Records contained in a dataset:

☆ ☆ ☆ ☆ ☆

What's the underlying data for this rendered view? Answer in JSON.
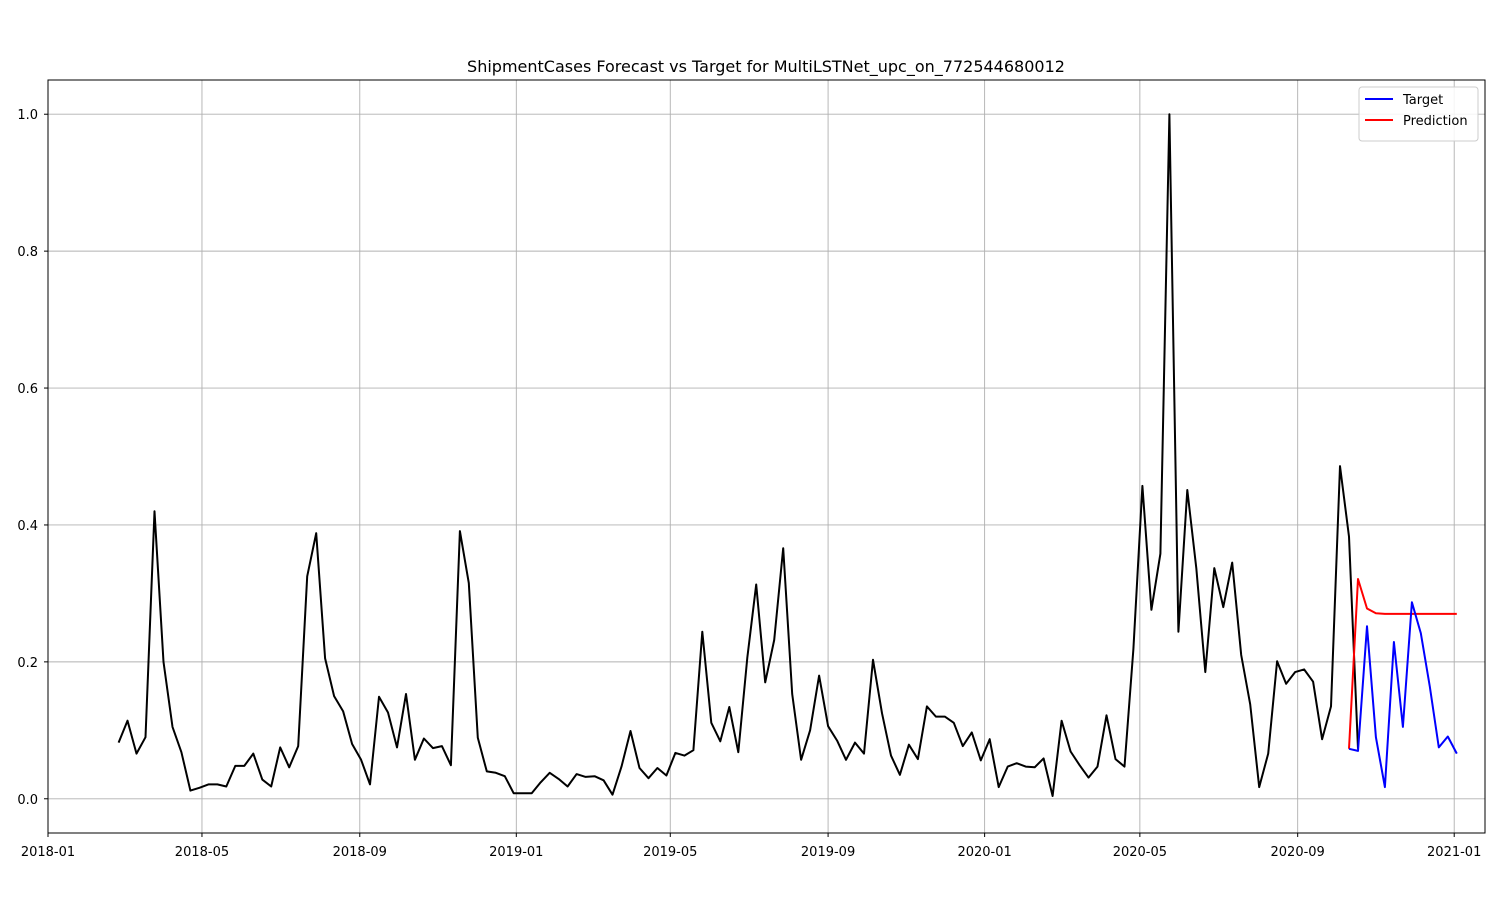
{
  "chart_data": {
    "type": "line",
    "title": "ShipmentCases Forecast vs Target for MultiLSTNet_upc_on_772544680012",
    "xlabel": "",
    "ylabel": "",
    "xlim": [
      "2018-01-01",
      "2021-01-25"
    ],
    "ylim": [
      -0.05,
      1.05
    ],
    "grid": true,
    "legend_position": "top-right",
    "x_ticks": [
      "2018-01",
      "2018-05",
      "2018-09",
      "2019-01",
      "2019-05",
      "2019-09",
      "2020-01",
      "2020-05",
      "2020-09",
      "2021-01"
    ],
    "y_ticks": [
      "0.0",
      "0.2",
      "0.4",
      "0.6",
      "0.8",
      "1.0"
    ],
    "series": [
      {
        "role": "history",
        "color": "#000000",
        "start_date": "2018-02-25",
        "step_days": 7,
        "values": [
          0.082,
          0.114,
          0.066,
          0.09,
          0.42,
          0.2,
          0.105,
          0.068,
          0.012,
          0.016,
          0.021,
          0.021,
          0.018,
          0.048,
          0.048,
          0.066,
          0.028,
          0.018,
          0.075,
          0.046,
          0.077,
          0.325,
          0.388,
          0.205,
          0.15,
          0.128,
          0.08,
          0.057,
          0.021,
          0.149,
          0.126,
          0.075,
          0.153,
          0.057,
          0.088,
          0.074,
          0.077,
          0.049,
          0.391,
          0.315,
          0.089,
          0.04,
          0.038,
          0.033,
          0.008,
          0.008,
          0.008,
          0.024,
          0.038,
          0.029,
          0.018,
          0.036,
          0.032,
          0.033,
          0.027,
          0.006,
          0.047,
          0.099,
          0.045,
          0.03,
          0.045,
          0.034,
          0.067,
          0.063,
          0.071,
          0.244,
          0.111,
          0.084,
          0.134,
          0.068,
          0.206,
          0.313,
          0.17,
          0.232,
          0.366,
          0.153,
          0.057,
          0.1,
          0.18,
          0.106,
          0.085,
          0.057,
          0.082,
          0.066,
          0.203,
          0.125,
          0.063,
          0.035,
          0.079,
          0.058,
          0.135,
          0.12,
          0.12,
          0.111,
          0.077,
          0.097,
          0.056,
          0.087,
          0.017,
          0.047,
          0.052,
          0.047,
          0.046,
          0.059,
          0.004,
          0.114,
          0.069,
          0.049,
          0.031,
          0.047,
          0.122,
          0.058,
          0.047,
          0.219,
          0.457,
          0.276,
          0.358,
          1.0,
          0.244,
          0.451,
          0.337,
          0.185,
          0.337,
          0.28,
          0.345,
          0.21,
          0.138,
          0.017,
          0.066,
          0.201,
          0.168,
          0.185,
          0.189,
          0.171,
          0.087,
          0.135,
          0.486,
          0.383,
          0.073
        ]
      },
      {
        "name": "Target",
        "color": "#0000ff",
        "start_date": "2020-10-11",
        "step_days": 7,
        "values": [
          0.073,
          0.07,
          0.252,
          0.09,
          0.017,
          0.229,
          0.105,
          0.287,
          0.242,
          0.164,
          0.075,
          0.091,
          0.066
        ]
      },
      {
        "name": "Prediction",
        "color": "#ff0000",
        "start_date": "2020-10-11",
        "step_days": 7,
        "values": [
          0.073,
          0.321,
          0.278,
          0.271,
          0.27,
          0.27,
          0.27,
          0.27,
          0.27,
          0.27,
          0.27,
          0.27,
          0.27
        ]
      }
    ]
  }
}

☆ ☆ ☆ ☆ ☆

◆ **INSTRUCTION**: Using the listing above, locate the lines that hold "Target" and copy each one.

◆ **TASK SOLUTION**:
    "title": "ShipmentCases Forecast vs Target for MultiLSTNet_upc_on_772544680012",
        "name": "Target",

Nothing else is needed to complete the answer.